## The exercise
Copy every line of the entries that includes the word "this".

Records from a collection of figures
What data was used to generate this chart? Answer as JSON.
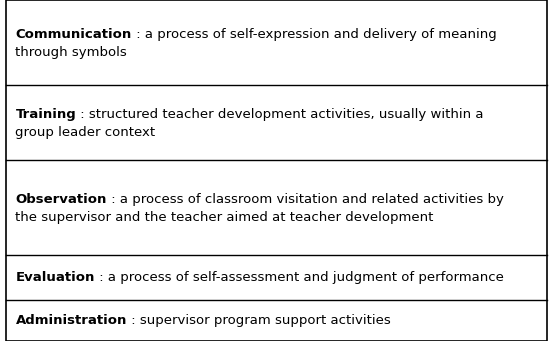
{
  "rows": [
    {
      "bold": "Communication",
      "text": " : a process of self-expression and delivery of meaning\nthrough symbols"
    },
    {
      "bold": "Training",
      "text": " : structured teacher development activities, usually within a\ngroup leader context"
    },
    {
      "bold": "Observation",
      "text": " : a process of classroom visitation and related activities by\nthe supervisor and the teacher aimed at teacher development"
    },
    {
      "bold": "Evaluation",
      "text": " : a process of self-assessment and judgment of performance"
    },
    {
      "bold": "Administration",
      "text": " : supervisor program support activities"
    }
  ],
  "background_color": "#ffffff",
  "border_color": "#000000",
  "text_color": "#000000",
  "font_size": 9.5,
  "fig_width": 5.53,
  "fig_height": 3.41,
  "dpi": 100
}
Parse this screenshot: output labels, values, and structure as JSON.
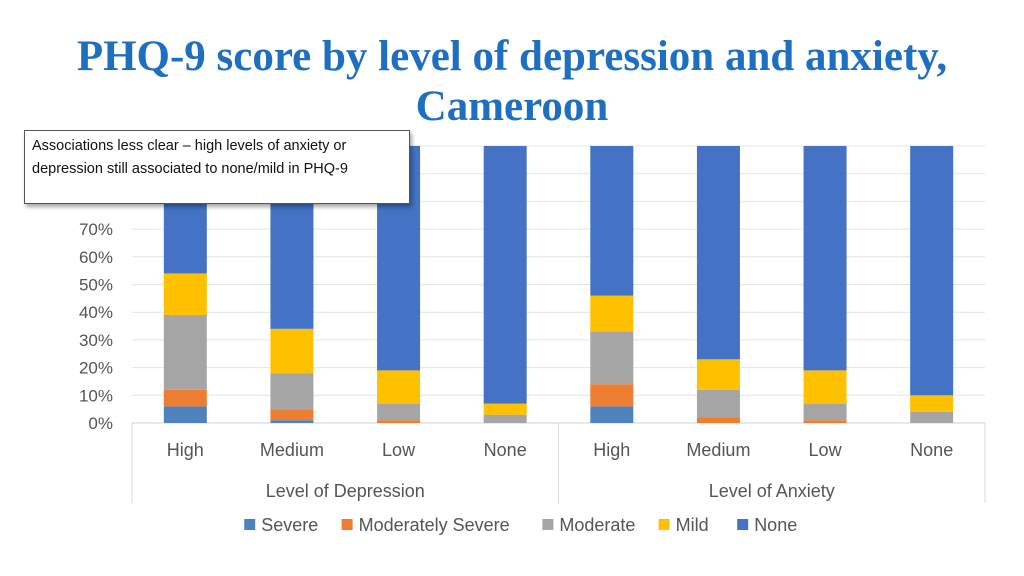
{
  "title": "PHQ-9 score by level of depression and anxiety, Cameroon",
  "callout": "Associations less clear – high levels of anxiety or depression still associated to none/mild  in PHQ-9",
  "chart_data": {
    "type": "bar",
    "stacked": true,
    "ylim": [
      0,
      100
    ],
    "y_ticks": [
      "0%",
      "10%",
      "20%",
      "30%",
      "40%",
      "50%",
      "60%",
      "70%"
    ],
    "groups": [
      {
        "label": "Level of Depression",
        "categories": [
          "High",
          "Medium",
          "Low",
          "None"
        ]
      },
      {
        "label": "Level of Anxiety",
        "categories": [
          "High",
          "Medium",
          "Low",
          "None"
        ]
      }
    ],
    "categories": [
      "High",
      "Medium",
      "Low",
      "None",
      "High",
      "Medium",
      "Low",
      "None"
    ],
    "series": [
      {
        "name": "Severe",
        "color": "#4f81bd",
        "values": [
          6,
          1,
          0,
          0,
          6,
          0,
          0,
          0
        ]
      },
      {
        "name": "Moderately Severe",
        "color": "#ed7d31",
        "values": [
          6,
          4,
          1,
          0,
          8,
          2,
          1,
          0
        ]
      },
      {
        "name": "Moderate",
        "color": "#a5a5a5",
        "values": [
          27,
          13,
          6,
          3,
          19,
          10,
          6,
          4
        ]
      },
      {
        "name": "Mild",
        "color": "#ffc000",
        "values": [
          15,
          16,
          12,
          4,
          13,
          11,
          12,
          6
        ]
      },
      {
        "name": "None",
        "color": "#4472c4",
        "values": [
          46,
          66,
          81,
          93,
          54,
          77,
          81,
          90
        ]
      }
    ],
    "legend_position": "bottom",
    "grid": true
  }
}
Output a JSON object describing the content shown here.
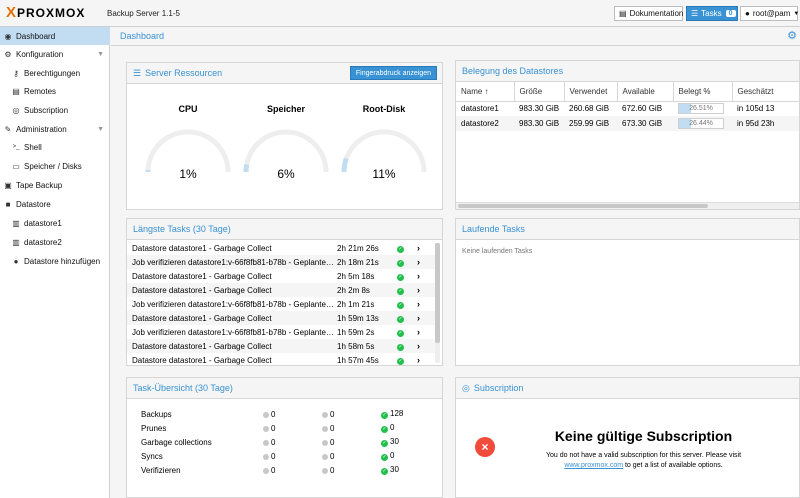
{
  "topbar": {
    "logo_mark": "X",
    "logo_text": "PROXMOX",
    "app_version": "Backup Server 1.1-5",
    "doc_label": "Dokumentation",
    "tasks_label": "Tasks",
    "tasks_count": "0",
    "user_label": "root@pam"
  },
  "sidebar": {
    "items": [
      {
        "label": "Dashboard",
        "icon": "dashboard-icon",
        "glyph": "◉"
      },
      {
        "label": "Konfiguration",
        "icon": "gears-icon",
        "glyph": "⚙"
      },
      {
        "label": "Berechtigungen",
        "icon": "key-icon",
        "glyph": "⚷"
      },
      {
        "label": "Remotes",
        "icon": "server-icon",
        "glyph": "▤"
      },
      {
        "label": "Subscription",
        "icon": "support-icon",
        "glyph": "◎"
      },
      {
        "label": "Administration",
        "icon": "wrench-icon",
        "glyph": "✎"
      },
      {
        "label": "Shell",
        "icon": "terminal-icon",
        "glyph": ">_"
      },
      {
        "label": "Speicher / Disks",
        "icon": "disk-icon",
        "glyph": "▭"
      },
      {
        "label": "Tape Backup",
        "icon": "tape-icon",
        "glyph": "▣"
      },
      {
        "label": "Datastore",
        "icon": "archive-icon",
        "glyph": "■"
      },
      {
        "label": "datastore1",
        "icon": "database-icon",
        "glyph": "▥"
      },
      {
        "label": "datastore2",
        "icon": "database-icon",
        "glyph": "▥"
      },
      {
        "label": "Datastore hinzufügen",
        "icon": "plus-circle-icon",
        "glyph": "●"
      }
    ]
  },
  "main": {
    "title": "Dashboard"
  },
  "server_resources": {
    "title": "Server Ressourcen",
    "fingerprint_label": "Fingerabdruck anzeigen",
    "gauges": [
      {
        "label": "CPU",
        "value": "1%",
        "percent": 1
      },
      {
        "label": "Speicher",
        "value": "6%",
        "percent": 6
      },
      {
        "label": "Root-Disk",
        "value": "11%",
        "percent": 11
      }
    ]
  },
  "datastore_usage": {
    "title": "Belegung des Datastores",
    "columns": [
      "Name ↑",
      "Größe",
      "Verwendet",
      "Available",
      "Belegt %",
      "Geschätzt"
    ],
    "rows": [
      {
        "name": "datastore1",
        "size": "983.30 GiB",
        "used": "260.68 GiB",
        "available": "672.60 GiB",
        "usage": "26.51%",
        "usage_percent": 26.51,
        "estimate": "in 105d 13"
      },
      {
        "name": "datastore2",
        "size": "983.30 GiB",
        "used": "259.99 GiB",
        "available": "673.30 GiB",
        "usage": "26.44%",
        "usage_percent": 26.44,
        "estimate": "in 95d 23h"
      }
    ]
  },
  "longest_tasks": {
    "title": "Längste Tasks (30 Tage)",
    "rows": [
      {
        "name": "Datastore datastore1 - Garbage Collect",
        "duration": "2h 21m 26s"
      },
      {
        "name": "Job verifizieren datastore1:v-66f8fb81-b78b - Geplante…",
        "duration": "2h 18m 21s"
      },
      {
        "name": "Datastore datastore1 - Garbage Collect",
        "duration": "2h 5m 18s"
      },
      {
        "name": "Datastore datastore1 - Garbage Collect",
        "duration": "2h 2m 8s"
      },
      {
        "name": "Job verifizieren datastore1:v-66f8fb81-b78b - Geplante…",
        "duration": "2h 1m 21s"
      },
      {
        "name": "Datastore datastore1 - Garbage Collect",
        "duration": "1h 59m 13s"
      },
      {
        "name": "Job verifizieren datastore1:v-66f8fb81-b78b - Geplante…",
        "duration": "1h 59m 2s"
      },
      {
        "name": "Datastore datastore1 - Garbage Collect",
        "duration": "1h 58m 5s"
      },
      {
        "name": "Datastore datastore1 - Garbage Collect",
        "duration": "1h 57m 45s"
      }
    ]
  },
  "running_tasks": {
    "title": "Laufende Tasks",
    "empty_text": "Keine laufenden Tasks"
  },
  "task_summary": {
    "title": "Task-Übersicht (30 Tage)",
    "rows": [
      {
        "label": "Backups",
        "error": "0",
        "warning": "0",
        "ok": "128"
      },
      {
        "label": "Prunes",
        "error": "0",
        "warning": "0",
        "ok": "0"
      },
      {
        "label": "Garbage collections",
        "error": "0",
        "warning": "0",
        "ok": "30"
      },
      {
        "label": "Syncs",
        "error": "0",
        "warning": "0",
        "ok": "0"
      },
      {
        "label": "Verifizieren",
        "error": "0",
        "warning": "0",
        "ok": "30"
      }
    ]
  },
  "subscription": {
    "title": "Subscription",
    "heading": "Keine gültige Subscription",
    "text1": "You do not have a valid subscription for this server. Please visit",
    "link": "www.proxmox.com",
    "text2": " to get a list of available options."
  },
  "colors": {
    "accent": "#3892d4",
    "ok": "#21bf4b",
    "error": "#f04c3b",
    "brand": "#e57000"
  }
}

## Task result
What data was used to generate this chart? Answer as JSON.
Parse this screenshot: output labels, values, and structure as JSON.
    "text1": "You do not have a valid subscription for this server. Please visit",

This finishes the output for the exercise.